- **What is expected**: Your task is to give the number of lines in the listing that include "Bias", and nothing else.

- **Listed records**:
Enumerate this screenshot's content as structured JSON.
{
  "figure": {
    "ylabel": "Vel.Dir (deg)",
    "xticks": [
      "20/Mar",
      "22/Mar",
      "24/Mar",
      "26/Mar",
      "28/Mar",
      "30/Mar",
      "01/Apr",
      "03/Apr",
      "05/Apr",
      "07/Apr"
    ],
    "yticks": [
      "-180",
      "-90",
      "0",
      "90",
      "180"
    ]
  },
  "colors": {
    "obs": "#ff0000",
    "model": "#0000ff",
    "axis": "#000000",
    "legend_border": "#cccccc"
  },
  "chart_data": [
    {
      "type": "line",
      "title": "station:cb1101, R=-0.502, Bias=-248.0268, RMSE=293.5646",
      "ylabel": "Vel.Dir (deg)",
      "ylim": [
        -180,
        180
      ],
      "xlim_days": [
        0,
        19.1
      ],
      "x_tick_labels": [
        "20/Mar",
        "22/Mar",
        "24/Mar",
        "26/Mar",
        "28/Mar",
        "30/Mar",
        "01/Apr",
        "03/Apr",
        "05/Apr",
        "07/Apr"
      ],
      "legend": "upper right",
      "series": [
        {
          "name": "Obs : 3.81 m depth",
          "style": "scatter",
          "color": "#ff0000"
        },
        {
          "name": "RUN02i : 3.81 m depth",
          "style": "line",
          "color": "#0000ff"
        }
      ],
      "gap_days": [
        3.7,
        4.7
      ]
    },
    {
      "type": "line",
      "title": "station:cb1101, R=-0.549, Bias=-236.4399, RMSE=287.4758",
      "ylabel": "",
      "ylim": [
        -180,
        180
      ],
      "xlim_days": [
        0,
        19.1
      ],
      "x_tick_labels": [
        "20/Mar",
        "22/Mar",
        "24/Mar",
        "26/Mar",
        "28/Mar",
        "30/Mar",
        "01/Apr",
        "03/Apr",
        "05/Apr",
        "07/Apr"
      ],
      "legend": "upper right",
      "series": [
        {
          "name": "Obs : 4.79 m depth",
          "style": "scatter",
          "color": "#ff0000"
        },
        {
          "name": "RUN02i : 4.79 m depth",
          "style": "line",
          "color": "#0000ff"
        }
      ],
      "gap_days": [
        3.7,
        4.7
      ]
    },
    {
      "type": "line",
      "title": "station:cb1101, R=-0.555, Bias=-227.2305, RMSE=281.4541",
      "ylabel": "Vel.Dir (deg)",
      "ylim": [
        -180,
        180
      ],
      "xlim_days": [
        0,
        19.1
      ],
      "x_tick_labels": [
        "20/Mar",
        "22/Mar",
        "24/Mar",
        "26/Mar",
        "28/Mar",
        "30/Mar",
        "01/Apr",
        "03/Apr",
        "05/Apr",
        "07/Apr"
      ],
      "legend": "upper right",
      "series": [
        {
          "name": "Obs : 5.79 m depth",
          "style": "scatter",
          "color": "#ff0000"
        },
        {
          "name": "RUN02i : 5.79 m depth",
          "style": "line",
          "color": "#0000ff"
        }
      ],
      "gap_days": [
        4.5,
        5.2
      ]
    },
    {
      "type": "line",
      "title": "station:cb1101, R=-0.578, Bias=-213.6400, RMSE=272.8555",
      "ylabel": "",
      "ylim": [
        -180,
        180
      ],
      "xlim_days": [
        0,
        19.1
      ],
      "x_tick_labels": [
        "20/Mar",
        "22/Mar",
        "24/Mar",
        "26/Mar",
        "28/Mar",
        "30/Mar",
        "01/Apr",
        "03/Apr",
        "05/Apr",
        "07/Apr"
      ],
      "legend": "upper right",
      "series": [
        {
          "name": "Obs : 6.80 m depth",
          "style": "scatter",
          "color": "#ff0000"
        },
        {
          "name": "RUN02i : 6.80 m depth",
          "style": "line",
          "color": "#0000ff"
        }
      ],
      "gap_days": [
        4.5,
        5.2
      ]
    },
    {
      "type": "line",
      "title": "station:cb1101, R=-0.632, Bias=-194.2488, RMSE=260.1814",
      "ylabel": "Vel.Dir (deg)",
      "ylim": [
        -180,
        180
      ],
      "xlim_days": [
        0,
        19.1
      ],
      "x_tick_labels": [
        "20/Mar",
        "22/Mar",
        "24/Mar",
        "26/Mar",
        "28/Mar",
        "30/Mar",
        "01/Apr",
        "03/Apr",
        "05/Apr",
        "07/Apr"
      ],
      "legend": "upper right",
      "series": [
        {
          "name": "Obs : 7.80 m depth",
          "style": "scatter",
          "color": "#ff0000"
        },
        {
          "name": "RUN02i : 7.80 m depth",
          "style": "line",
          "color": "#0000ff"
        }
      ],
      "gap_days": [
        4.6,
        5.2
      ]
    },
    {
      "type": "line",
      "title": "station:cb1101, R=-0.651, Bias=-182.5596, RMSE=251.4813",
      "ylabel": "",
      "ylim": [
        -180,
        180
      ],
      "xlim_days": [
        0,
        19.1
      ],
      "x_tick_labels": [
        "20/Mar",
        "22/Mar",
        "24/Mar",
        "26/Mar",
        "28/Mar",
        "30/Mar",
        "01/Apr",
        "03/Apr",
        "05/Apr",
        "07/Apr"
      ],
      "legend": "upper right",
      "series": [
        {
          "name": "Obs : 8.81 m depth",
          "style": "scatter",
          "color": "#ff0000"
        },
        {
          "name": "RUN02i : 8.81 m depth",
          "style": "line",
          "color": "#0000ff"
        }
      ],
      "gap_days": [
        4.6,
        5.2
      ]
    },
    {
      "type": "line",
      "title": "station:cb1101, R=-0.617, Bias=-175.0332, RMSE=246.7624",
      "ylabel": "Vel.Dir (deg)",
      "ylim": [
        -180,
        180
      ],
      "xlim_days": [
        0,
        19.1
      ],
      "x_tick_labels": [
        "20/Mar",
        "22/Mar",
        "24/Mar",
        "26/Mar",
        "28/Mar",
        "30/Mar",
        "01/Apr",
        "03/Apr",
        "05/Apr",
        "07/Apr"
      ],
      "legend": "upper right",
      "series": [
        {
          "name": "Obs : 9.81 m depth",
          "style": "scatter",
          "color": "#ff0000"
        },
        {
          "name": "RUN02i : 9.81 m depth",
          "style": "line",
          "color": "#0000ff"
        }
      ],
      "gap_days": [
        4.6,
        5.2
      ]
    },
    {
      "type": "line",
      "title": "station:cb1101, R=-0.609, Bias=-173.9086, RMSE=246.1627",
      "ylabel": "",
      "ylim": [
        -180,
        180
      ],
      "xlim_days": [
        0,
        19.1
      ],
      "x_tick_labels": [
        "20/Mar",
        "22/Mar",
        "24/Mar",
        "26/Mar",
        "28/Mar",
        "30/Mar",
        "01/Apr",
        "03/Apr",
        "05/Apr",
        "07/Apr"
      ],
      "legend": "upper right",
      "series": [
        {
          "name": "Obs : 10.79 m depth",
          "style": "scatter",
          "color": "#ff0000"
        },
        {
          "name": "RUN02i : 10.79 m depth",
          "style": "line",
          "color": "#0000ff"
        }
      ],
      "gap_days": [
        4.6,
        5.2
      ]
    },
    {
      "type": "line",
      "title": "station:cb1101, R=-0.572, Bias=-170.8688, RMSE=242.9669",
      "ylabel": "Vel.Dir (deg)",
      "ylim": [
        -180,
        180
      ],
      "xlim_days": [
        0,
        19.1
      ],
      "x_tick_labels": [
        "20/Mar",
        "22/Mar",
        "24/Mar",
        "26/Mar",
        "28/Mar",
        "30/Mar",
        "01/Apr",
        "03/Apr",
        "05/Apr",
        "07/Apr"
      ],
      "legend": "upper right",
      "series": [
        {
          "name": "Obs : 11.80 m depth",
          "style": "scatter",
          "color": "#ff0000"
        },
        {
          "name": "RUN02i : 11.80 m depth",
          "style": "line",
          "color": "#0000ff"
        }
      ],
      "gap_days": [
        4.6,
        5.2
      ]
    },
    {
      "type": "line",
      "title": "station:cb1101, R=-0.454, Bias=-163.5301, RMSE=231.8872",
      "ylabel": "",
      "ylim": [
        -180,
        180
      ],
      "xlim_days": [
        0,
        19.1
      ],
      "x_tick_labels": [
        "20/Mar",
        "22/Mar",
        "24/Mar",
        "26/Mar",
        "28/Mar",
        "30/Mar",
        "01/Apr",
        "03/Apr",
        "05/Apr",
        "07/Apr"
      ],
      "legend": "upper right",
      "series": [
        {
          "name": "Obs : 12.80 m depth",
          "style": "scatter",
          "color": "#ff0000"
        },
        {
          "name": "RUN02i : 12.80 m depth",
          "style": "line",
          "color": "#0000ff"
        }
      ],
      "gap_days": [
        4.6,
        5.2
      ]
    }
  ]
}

- **Result of this task**: 10